Aim of the task :: Find the word "Informatica" in the material below and gather every line that contains it.

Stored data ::
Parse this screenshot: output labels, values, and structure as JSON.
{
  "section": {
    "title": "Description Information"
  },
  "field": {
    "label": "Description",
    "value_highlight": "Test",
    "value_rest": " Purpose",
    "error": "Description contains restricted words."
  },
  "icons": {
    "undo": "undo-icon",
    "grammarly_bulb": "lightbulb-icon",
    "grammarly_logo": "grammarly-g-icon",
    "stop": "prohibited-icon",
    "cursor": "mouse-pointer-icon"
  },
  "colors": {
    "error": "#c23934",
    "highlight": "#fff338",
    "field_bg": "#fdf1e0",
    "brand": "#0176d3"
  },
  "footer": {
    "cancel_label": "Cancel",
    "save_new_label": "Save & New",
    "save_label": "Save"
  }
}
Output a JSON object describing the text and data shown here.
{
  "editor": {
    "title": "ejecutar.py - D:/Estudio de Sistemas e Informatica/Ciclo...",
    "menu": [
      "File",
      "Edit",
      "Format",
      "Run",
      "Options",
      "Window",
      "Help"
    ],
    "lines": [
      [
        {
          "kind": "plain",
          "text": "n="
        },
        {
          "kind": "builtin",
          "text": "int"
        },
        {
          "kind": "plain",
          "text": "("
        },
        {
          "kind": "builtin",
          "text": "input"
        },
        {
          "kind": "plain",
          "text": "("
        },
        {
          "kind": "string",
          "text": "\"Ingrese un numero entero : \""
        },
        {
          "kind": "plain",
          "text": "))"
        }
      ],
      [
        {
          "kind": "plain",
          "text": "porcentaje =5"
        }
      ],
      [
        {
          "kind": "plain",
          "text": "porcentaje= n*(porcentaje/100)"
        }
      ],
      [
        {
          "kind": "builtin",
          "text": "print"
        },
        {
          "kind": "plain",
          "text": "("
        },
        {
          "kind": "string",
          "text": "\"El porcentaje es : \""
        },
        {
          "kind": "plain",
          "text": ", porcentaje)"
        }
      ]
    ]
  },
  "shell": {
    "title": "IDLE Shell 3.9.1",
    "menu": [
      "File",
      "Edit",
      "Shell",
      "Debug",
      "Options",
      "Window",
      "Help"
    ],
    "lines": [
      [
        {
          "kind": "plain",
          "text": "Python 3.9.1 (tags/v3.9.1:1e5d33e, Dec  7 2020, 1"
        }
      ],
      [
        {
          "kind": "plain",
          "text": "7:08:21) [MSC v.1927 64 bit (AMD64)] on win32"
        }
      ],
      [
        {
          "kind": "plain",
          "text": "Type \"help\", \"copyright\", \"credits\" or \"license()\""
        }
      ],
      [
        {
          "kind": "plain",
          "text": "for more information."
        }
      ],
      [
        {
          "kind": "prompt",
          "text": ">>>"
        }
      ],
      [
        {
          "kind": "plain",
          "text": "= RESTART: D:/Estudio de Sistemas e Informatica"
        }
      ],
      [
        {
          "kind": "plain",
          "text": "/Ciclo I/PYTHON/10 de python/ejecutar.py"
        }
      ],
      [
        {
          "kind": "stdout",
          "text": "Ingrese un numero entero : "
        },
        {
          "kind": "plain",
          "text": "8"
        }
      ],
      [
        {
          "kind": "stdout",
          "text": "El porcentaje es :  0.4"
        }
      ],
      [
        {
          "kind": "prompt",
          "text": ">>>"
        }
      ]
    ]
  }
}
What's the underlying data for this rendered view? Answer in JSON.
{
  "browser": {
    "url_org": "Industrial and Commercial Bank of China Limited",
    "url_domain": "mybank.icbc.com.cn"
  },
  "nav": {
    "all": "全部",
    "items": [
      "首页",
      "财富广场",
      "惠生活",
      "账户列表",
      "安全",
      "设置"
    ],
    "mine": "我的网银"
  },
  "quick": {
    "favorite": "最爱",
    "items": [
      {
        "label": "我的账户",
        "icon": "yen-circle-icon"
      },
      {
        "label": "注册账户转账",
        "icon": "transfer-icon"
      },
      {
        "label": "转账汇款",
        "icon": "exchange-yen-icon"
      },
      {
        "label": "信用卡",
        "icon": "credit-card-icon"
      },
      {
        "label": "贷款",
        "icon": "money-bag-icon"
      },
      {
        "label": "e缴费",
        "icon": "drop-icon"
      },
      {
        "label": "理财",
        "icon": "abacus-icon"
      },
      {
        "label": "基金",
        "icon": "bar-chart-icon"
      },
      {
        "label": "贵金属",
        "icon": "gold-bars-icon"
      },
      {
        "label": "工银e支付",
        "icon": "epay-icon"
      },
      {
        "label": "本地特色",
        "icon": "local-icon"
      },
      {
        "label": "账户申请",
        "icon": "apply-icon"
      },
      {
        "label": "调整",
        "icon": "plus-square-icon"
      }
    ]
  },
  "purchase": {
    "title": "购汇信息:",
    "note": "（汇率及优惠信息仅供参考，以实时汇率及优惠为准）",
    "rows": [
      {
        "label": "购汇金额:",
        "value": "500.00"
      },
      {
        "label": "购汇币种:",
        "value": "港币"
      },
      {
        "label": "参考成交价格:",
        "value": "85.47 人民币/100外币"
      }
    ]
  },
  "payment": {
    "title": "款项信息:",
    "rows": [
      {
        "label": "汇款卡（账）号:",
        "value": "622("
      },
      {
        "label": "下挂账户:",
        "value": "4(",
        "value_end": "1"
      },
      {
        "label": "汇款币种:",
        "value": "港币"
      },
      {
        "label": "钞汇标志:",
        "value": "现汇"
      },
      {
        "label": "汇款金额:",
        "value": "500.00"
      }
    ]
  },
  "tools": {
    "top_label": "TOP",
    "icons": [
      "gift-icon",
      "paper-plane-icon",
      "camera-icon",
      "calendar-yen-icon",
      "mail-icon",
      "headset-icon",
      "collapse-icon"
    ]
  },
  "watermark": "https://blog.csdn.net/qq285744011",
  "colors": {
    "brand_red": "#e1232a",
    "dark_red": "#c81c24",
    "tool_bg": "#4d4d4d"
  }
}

Task response ::
    "title": "ejecutar.py - D:/Estudio de Sistemas e Informatica/Ciclo...",
          "text": "= RESTART: D:/Estudio de Sistemas e Informatica"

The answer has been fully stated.